[Dataset records]

----

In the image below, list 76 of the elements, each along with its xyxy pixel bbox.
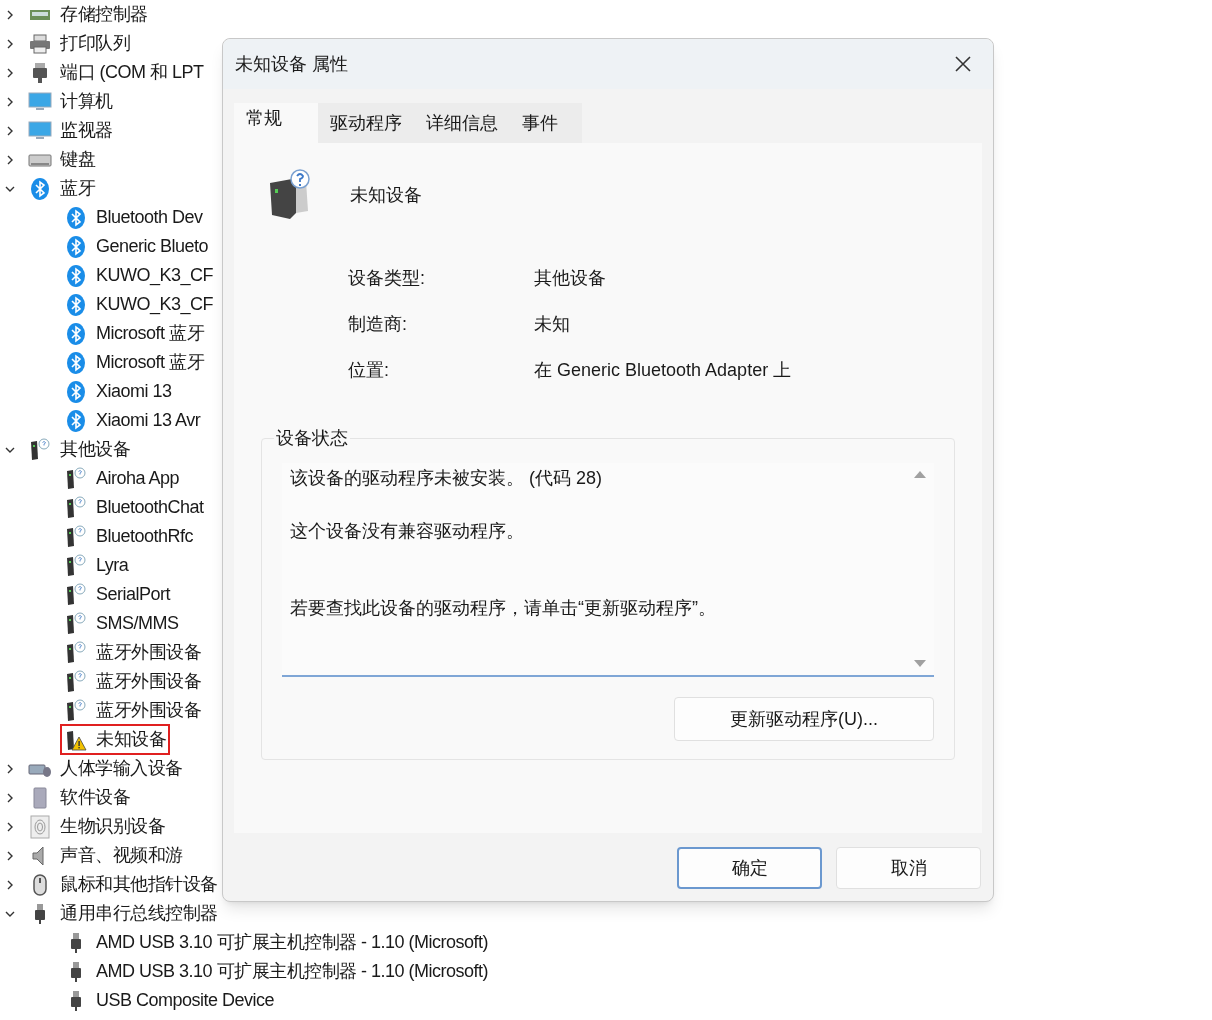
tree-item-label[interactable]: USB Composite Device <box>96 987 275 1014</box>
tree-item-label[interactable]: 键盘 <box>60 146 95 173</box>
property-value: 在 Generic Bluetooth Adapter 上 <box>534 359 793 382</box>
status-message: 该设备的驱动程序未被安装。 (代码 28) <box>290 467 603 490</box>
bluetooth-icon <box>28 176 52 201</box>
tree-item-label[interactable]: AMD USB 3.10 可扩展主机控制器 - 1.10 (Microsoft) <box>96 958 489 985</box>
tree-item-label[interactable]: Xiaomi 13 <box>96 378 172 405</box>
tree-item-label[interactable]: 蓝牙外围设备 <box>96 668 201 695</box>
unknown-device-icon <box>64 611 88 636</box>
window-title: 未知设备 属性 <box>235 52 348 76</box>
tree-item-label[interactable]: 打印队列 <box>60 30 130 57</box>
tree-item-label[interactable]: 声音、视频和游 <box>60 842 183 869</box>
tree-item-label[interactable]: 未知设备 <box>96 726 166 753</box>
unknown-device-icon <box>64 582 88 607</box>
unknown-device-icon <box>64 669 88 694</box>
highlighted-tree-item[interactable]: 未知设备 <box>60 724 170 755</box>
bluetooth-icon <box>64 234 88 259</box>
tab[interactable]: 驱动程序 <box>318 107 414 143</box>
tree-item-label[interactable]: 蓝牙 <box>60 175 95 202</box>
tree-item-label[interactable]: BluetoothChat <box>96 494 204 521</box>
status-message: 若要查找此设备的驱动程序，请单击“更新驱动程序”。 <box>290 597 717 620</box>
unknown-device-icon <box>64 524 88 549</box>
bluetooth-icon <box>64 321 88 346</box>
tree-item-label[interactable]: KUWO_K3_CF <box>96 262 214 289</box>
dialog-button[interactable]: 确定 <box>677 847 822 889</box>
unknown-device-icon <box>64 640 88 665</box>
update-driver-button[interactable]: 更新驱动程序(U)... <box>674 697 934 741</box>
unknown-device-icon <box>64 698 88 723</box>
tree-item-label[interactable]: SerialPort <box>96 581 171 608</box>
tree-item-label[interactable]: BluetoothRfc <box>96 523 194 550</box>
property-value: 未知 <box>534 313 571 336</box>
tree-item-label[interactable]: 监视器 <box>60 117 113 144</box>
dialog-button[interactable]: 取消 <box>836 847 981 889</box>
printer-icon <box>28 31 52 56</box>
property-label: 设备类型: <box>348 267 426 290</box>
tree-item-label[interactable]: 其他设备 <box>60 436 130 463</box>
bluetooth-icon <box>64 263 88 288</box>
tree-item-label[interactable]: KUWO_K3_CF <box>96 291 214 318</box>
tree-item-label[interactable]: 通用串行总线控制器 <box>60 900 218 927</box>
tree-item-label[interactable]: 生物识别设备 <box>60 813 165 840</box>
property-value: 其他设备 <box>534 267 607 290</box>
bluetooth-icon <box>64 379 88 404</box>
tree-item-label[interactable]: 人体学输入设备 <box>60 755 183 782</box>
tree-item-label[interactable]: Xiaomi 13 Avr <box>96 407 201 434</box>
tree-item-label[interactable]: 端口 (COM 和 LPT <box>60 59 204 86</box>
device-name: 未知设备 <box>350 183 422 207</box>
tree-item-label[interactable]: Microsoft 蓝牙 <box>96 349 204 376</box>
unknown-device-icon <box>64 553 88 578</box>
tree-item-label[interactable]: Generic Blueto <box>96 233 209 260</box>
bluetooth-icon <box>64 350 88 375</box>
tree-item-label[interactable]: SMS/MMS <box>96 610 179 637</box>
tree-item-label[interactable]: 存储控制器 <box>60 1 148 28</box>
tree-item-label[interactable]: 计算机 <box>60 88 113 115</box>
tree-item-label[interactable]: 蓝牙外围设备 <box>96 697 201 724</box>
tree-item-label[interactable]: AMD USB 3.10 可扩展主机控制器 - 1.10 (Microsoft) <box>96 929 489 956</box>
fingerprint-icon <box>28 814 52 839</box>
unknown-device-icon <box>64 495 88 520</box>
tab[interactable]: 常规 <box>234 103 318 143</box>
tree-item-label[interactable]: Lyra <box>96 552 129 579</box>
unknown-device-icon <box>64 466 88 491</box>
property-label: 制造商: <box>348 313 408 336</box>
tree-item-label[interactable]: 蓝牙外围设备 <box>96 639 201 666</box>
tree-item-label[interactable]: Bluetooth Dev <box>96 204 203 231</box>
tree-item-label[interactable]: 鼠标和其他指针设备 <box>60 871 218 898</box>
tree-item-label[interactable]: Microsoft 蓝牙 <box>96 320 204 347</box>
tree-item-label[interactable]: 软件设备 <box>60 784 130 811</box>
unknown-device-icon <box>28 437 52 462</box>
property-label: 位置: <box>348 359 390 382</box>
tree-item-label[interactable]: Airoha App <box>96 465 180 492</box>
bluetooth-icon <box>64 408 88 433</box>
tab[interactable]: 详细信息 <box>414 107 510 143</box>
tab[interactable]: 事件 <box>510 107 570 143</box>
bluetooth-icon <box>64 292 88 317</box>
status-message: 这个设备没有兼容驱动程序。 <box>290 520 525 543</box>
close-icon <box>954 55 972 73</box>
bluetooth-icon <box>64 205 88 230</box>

----

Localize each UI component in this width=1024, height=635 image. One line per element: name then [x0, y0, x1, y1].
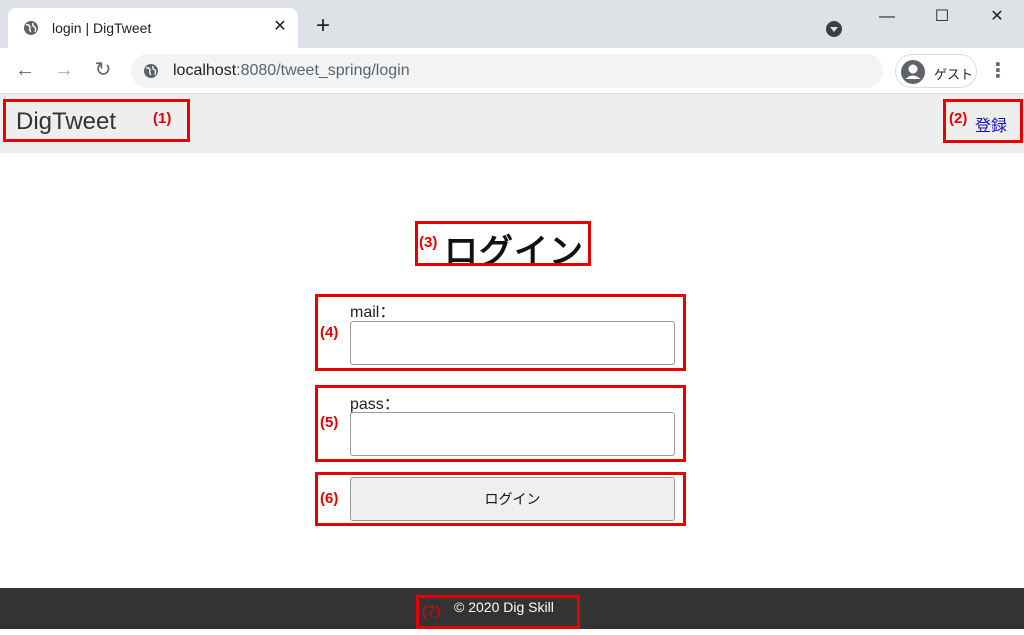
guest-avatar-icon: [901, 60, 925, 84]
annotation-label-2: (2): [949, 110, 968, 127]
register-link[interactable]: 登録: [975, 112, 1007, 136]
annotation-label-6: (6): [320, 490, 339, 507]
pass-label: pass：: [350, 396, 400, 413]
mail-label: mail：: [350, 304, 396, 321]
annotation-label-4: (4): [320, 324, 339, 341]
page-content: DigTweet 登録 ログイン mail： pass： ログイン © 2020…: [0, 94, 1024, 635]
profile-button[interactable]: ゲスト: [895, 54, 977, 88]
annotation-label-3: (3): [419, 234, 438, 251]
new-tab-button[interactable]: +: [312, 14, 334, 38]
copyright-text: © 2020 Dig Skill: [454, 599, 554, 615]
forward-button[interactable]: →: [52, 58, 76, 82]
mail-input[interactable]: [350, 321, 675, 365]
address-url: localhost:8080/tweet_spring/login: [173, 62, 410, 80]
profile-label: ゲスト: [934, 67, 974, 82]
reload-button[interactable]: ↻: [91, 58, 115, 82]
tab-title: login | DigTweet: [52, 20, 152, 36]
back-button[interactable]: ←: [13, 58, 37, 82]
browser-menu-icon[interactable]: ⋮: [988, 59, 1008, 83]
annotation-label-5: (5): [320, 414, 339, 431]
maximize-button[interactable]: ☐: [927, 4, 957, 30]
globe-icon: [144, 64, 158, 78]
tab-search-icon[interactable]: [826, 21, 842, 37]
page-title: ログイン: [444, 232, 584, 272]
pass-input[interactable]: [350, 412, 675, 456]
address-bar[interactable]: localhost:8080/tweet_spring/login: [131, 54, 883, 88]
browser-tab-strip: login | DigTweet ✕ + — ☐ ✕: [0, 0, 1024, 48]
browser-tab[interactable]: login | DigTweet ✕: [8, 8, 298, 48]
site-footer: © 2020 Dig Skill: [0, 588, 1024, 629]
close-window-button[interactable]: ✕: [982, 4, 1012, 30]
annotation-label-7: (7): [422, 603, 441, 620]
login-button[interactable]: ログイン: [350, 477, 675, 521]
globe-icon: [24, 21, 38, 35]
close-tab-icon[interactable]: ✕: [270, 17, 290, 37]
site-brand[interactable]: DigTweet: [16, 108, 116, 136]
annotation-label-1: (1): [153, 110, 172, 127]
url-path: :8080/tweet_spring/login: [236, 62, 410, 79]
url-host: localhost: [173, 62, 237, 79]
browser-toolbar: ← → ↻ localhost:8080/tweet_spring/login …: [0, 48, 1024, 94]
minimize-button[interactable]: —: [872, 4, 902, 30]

----

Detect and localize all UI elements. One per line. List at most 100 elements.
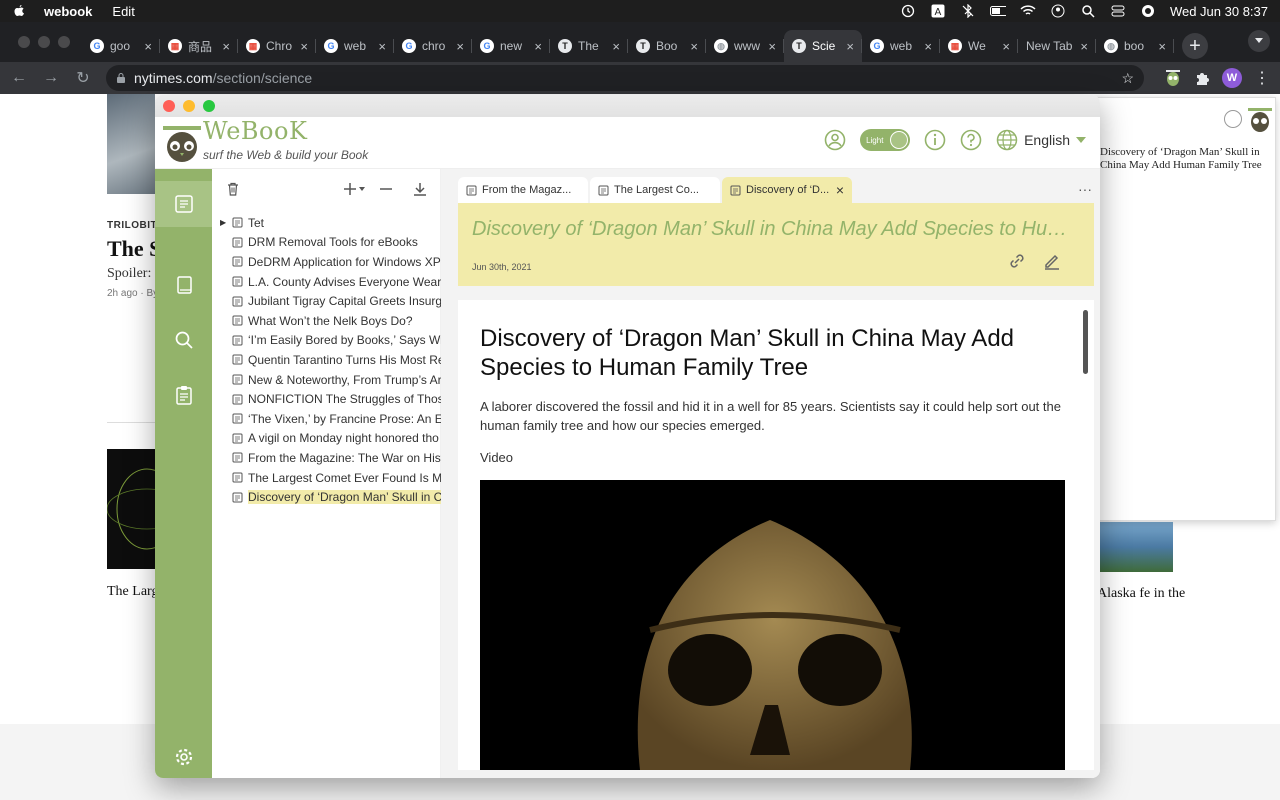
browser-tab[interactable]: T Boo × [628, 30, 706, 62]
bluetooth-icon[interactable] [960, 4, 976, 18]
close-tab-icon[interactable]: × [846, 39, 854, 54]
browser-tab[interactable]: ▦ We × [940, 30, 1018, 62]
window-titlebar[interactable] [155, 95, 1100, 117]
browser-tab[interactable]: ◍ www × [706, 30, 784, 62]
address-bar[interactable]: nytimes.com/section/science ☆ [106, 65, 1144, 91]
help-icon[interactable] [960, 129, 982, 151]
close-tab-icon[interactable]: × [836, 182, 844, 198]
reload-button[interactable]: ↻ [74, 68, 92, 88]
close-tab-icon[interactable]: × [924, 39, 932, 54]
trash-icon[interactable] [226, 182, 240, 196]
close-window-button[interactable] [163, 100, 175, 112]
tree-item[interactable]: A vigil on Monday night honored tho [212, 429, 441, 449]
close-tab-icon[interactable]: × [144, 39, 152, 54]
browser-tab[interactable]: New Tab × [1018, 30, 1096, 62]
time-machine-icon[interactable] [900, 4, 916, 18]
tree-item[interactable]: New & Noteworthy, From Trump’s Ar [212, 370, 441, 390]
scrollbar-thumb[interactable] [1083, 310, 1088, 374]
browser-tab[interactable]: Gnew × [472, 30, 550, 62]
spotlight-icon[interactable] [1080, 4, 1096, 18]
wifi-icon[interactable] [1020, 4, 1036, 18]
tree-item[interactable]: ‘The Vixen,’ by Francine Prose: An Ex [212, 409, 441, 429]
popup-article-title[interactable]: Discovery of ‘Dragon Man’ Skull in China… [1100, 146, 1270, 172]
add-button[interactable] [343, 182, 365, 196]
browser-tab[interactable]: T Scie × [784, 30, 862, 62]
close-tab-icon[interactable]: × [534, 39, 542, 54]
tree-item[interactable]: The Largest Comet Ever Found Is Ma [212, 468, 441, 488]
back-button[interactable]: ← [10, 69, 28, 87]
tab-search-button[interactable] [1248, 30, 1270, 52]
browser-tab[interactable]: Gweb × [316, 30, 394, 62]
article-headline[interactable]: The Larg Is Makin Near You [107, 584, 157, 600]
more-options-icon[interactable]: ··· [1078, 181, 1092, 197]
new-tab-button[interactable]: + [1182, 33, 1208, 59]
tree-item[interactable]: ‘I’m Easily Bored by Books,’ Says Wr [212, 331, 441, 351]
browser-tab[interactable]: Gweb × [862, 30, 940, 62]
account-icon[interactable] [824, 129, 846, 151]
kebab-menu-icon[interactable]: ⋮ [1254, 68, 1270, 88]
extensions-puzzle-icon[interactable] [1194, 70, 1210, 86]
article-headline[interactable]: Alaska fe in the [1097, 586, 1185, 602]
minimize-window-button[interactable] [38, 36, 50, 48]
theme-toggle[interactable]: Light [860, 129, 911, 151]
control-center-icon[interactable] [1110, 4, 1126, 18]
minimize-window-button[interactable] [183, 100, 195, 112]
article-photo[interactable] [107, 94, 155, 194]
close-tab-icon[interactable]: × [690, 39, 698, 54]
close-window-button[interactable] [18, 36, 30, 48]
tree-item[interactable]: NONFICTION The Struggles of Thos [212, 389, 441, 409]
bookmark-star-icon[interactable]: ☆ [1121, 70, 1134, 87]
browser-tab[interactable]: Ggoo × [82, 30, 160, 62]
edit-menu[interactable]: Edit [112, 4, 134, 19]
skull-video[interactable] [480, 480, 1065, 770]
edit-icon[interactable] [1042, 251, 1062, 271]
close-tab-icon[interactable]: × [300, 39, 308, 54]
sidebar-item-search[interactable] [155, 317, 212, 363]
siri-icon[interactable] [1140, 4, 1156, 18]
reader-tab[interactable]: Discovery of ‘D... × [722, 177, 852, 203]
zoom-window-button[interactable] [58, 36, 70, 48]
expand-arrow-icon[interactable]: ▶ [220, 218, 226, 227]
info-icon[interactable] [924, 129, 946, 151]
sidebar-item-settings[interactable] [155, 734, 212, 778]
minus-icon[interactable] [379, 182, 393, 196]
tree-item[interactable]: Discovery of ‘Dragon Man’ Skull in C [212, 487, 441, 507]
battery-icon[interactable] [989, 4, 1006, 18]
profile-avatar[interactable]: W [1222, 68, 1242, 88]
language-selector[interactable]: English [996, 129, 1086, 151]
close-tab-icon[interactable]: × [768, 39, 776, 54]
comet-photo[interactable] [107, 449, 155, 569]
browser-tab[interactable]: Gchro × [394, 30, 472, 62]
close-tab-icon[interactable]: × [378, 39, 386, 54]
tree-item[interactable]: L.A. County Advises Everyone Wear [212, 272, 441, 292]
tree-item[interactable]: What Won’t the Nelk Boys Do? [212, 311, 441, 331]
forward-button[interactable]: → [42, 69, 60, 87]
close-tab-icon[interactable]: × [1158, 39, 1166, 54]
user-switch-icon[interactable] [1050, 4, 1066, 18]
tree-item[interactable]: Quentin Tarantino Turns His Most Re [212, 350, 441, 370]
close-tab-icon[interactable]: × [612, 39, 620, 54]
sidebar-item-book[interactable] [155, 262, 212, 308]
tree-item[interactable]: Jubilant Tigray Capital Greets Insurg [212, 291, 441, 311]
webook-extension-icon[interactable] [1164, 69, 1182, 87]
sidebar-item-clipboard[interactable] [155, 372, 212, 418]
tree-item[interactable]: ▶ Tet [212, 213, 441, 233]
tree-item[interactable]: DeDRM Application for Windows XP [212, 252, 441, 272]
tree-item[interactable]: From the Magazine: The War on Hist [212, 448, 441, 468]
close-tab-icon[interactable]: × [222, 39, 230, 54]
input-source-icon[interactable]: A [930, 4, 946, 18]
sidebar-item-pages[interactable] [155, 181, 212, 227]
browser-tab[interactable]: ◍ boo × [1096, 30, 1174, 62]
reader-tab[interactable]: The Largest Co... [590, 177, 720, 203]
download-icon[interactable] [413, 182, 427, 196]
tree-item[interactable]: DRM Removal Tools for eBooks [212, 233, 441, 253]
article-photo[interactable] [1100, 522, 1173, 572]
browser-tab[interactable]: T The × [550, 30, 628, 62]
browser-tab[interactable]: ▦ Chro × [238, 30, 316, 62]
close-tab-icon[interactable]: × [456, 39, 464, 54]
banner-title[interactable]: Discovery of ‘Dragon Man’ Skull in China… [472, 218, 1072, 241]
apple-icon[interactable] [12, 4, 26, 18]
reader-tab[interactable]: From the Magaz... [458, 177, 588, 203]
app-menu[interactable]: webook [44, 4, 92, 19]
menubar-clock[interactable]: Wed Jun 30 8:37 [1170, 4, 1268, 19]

----

**EXERCISE OBJECTIVE**
Can you quote, unchanged, every line from the one containing "guest-avatar-icon: [901, 60, 925, 84]" up to and including the one containing "globe-icon: [144, 64, 158, 78]"?

**TASK OUTPUT**
guest-avatar-icon: [901, 60, 925, 84]
annotation-label-2: (2): [949, 110, 968, 127]
register-link[interactable]: 登録: [975, 112, 1007, 136]
annotation-label-6: (6): [320, 490, 339, 507]
pass-label: pass：: [350, 396, 400, 413]
mail-label: mail：: [350, 304, 396, 321]
annotation-label-4: (4): [320, 324, 339, 341]
page-content: DigTweet 登録 ログイン mail： pass： ログイン © 2020…: [0, 94, 1024, 635]
profile-button[interactable]: ゲスト: [895, 54, 977, 88]
annotation-label-3: (3): [419, 234, 438, 251]
new-tab-button[interactable]: +: [312, 14, 334, 38]
copyright-text: © 2020 Dig Skill: [454, 599, 554, 615]
forward-button[interactable]: →: [52, 58, 76, 82]
mail-input[interactable]: [350, 321, 675, 365]
address-url: localhost:8080/tweet_spring/login: [173, 62, 410, 80]
profile-label: ゲスト: [934, 67, 974, 82]
reload-button[interactable]: ↻: [91, 58, 115, 82]
tab-title: login | DigTweet: [52, 20, 152, 36]
back-button[interactable]: ←: [13, 58, 37, 82]
browser-menu-icon[interactable]: ⋮: [988, 59, 1008, 83]
annotation-label-5: (5): [320, 414, 339, 431]
maximize-button[interactable]: ☐: [927, 4, 957, 30]
globe-icon: [144, 64, 158, 78]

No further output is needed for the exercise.